§ WHAT YOU SHOULD DO: Reproduce the entries in full, with no changes.

§ DATA TO PROCESS:

** Begin **

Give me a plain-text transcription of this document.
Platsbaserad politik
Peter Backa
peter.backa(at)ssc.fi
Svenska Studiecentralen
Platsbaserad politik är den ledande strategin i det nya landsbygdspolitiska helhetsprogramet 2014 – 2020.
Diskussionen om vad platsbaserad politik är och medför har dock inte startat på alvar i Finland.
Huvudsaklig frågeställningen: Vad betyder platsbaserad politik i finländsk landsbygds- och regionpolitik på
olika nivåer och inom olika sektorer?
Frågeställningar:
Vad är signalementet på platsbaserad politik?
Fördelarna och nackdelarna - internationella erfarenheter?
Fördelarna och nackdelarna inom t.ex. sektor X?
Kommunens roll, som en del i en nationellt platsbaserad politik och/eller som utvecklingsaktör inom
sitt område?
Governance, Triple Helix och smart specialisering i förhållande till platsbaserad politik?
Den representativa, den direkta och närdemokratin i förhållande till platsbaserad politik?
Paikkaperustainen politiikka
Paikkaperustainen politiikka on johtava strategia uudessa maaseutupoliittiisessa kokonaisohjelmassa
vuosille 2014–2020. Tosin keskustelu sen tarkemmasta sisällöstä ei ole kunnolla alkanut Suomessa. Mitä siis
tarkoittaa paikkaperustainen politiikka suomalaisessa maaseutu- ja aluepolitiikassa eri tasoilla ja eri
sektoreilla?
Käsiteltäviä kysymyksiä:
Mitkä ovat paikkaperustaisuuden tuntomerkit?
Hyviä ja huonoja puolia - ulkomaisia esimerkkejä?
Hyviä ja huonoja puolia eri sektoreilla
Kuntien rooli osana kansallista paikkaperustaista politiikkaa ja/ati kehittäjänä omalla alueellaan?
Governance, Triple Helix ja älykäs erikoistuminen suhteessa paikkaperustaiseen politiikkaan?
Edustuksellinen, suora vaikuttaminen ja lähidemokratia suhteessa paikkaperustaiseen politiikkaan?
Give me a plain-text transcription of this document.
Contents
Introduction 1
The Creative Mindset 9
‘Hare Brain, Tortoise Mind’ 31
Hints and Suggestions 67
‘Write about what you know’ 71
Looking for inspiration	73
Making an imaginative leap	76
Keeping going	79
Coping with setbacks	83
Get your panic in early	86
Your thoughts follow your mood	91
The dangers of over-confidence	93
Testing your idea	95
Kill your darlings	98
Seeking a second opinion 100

** End **

§ TASK OUTPUT:
Give me a plain-text transcription of this document.
Platsbaserad politik
Peter Backa
peter.backa(at)ssc.fi
Svenska Studiecentralen
Platsbaserad politik är den ledande strategin i det nya landsbygdspolitiska helhetsprogramet 2014 – 2020.
Diskussionen om vad platsbaserad politik är och medför har dock inte startat på alvar i Finland.
Huvudsaklig frågeställningen: Vad betyder platsbaserad politik i finländsk landsbygds- och regionpolitik på
olika nivåer och inom olika sektorer?
Frågeställningar:
Vad är signalementet på platsbaserad politik?
Fördelarna och nackdelarna - internationella erfarenheter?
Fördelarna och nackdelarna inom t.ex. sektor X?
Kommunens roll, som en del i en nationellt platsbaserad politik och/eller som utvecklingsaktör inom
sitt område?
Governance, Triple Helix och smart specialisering i förhållande till platsbaserad politik?
Den representativa, den direkta och närdemokratin i förhållande till platsbaserad politik?
Paikkaperustainen politiikka
Paikkaperustainen politiikka on johtava strategia uudessa maaseutupoliittiisessa kokonaisohjelmassa
vuosille 2014–2020. Tosin keskustelu sen tarkemmasta sisällöstä ei ole kunnolla alkanut Suomessa. Mitä siis
tarkoittaa paikkaperustainen politiikka suomalaisessa maaseutu- ja aluepolitiikassa eri tasoilla ja eri
sektoreilla?
Käsiteltäviä kysymyksiä:
Mitkä ovat paikkaperustaisuuden tuntomerkit?
Hyviä ja huonoja puolia - ulkomaisia esimerkkejä?
Hyviä ja huonoja puolia eri sektoreilla
Kuntien rooli osana kansallista paikkaperustaista politiikkaa ja/ati kehittäjänä omalla alueellaan?
Governance, Triple Helix ja älykäs erikoistuminen suhteessa paikkaperustaiseen politiikkaan?
Edustuksellinen, suora vaikuttaminen ja lähidemokratia suhteessa paikkaperustaiseen politiikkaan?
Give me a plain-text transcription of this document.
Contents
Introduction 1
The Creative Mindset 9
‘Hare Brain, Tortoise Mind’ 31
Hints and Suggestions 67
‘Write about what you know’ 71
Looking for inspiration	73
Making an imaginative leap	76
Keeping going	79
Coping with setbacks	83
Get your panic in early	86
Your thoughts follow your mood	91
The dangers of over-confidence	93
Testing your idea	95
Kill your darlings	98
Seeking a second opinion 100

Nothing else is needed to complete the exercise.